Source data:
# # # # #
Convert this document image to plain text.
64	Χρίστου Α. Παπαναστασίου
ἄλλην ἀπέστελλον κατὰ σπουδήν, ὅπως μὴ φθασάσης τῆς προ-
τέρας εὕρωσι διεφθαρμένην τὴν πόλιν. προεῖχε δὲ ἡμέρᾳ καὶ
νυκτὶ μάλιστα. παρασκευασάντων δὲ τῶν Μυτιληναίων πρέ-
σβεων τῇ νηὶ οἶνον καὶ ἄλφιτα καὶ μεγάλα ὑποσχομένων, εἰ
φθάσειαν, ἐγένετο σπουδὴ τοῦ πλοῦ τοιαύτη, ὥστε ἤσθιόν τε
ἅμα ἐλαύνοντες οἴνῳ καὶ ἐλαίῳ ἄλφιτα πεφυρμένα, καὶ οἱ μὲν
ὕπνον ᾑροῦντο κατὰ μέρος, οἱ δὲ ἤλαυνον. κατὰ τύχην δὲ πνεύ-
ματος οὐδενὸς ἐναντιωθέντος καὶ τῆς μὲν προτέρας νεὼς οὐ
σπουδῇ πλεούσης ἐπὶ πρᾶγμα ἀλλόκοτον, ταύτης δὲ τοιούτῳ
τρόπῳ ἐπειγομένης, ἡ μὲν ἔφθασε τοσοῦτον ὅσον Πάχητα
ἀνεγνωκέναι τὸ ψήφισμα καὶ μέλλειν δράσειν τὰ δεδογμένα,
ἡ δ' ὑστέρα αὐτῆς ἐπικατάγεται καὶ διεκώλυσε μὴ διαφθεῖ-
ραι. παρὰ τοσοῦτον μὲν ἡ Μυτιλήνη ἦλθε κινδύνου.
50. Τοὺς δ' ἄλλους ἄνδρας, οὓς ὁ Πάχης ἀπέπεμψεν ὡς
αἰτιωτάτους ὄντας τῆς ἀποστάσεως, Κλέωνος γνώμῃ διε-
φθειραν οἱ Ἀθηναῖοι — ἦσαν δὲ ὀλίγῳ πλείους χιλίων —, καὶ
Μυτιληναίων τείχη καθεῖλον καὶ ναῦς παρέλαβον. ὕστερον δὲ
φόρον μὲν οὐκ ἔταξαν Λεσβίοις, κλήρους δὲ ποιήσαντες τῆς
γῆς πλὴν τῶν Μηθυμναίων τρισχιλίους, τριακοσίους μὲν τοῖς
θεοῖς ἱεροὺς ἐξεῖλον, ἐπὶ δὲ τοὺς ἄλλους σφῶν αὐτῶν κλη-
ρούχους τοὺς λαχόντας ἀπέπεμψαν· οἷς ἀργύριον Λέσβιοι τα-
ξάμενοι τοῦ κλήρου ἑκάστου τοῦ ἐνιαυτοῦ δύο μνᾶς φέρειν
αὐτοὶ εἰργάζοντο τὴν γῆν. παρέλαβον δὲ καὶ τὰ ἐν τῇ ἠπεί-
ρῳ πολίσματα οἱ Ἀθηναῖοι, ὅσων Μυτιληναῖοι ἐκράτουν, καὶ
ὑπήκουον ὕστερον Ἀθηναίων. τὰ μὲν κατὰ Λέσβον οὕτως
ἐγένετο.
# # # # #
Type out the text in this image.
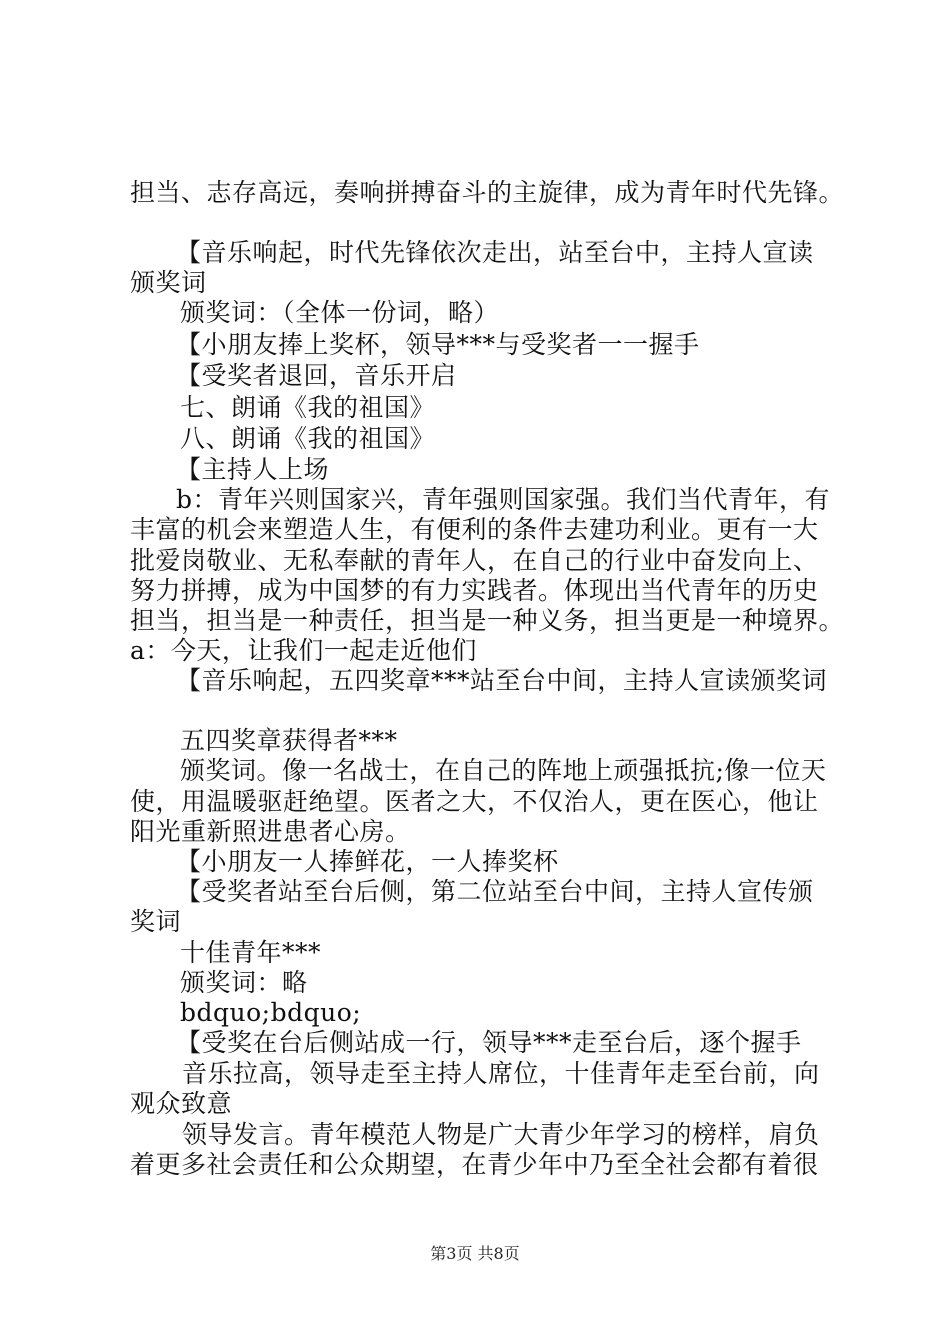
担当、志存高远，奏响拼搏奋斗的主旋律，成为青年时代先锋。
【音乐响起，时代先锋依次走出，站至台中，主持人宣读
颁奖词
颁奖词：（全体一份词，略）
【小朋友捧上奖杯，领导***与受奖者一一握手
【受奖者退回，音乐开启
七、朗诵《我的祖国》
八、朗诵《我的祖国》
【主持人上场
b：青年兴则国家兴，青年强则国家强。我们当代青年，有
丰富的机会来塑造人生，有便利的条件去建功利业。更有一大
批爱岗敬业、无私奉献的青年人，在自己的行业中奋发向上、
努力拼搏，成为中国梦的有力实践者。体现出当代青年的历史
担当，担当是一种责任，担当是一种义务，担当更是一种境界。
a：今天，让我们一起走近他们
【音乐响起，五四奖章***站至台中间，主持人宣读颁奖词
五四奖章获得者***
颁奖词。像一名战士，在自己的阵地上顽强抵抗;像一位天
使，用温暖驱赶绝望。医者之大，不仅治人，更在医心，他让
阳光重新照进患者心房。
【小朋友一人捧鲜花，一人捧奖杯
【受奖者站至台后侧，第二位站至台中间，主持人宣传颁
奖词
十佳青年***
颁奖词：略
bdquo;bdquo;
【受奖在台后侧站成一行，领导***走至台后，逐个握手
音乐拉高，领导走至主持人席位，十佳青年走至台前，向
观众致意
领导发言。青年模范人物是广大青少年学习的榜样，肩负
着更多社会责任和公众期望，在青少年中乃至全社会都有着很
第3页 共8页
# # # # #
▸ **Goal**
Select and copy every line of the material that holds the string "τοσοῦτον".

▸ **Task result**
τρόπῳ ἐπειγομένης, ἡ μὲν ἔφθασε τοσοῦτον ὅσον Πάχητα
ραι. παρὰ τοσοῦτον μὲν ἡ Μυτιλήνη ἦλθε κινδύνου.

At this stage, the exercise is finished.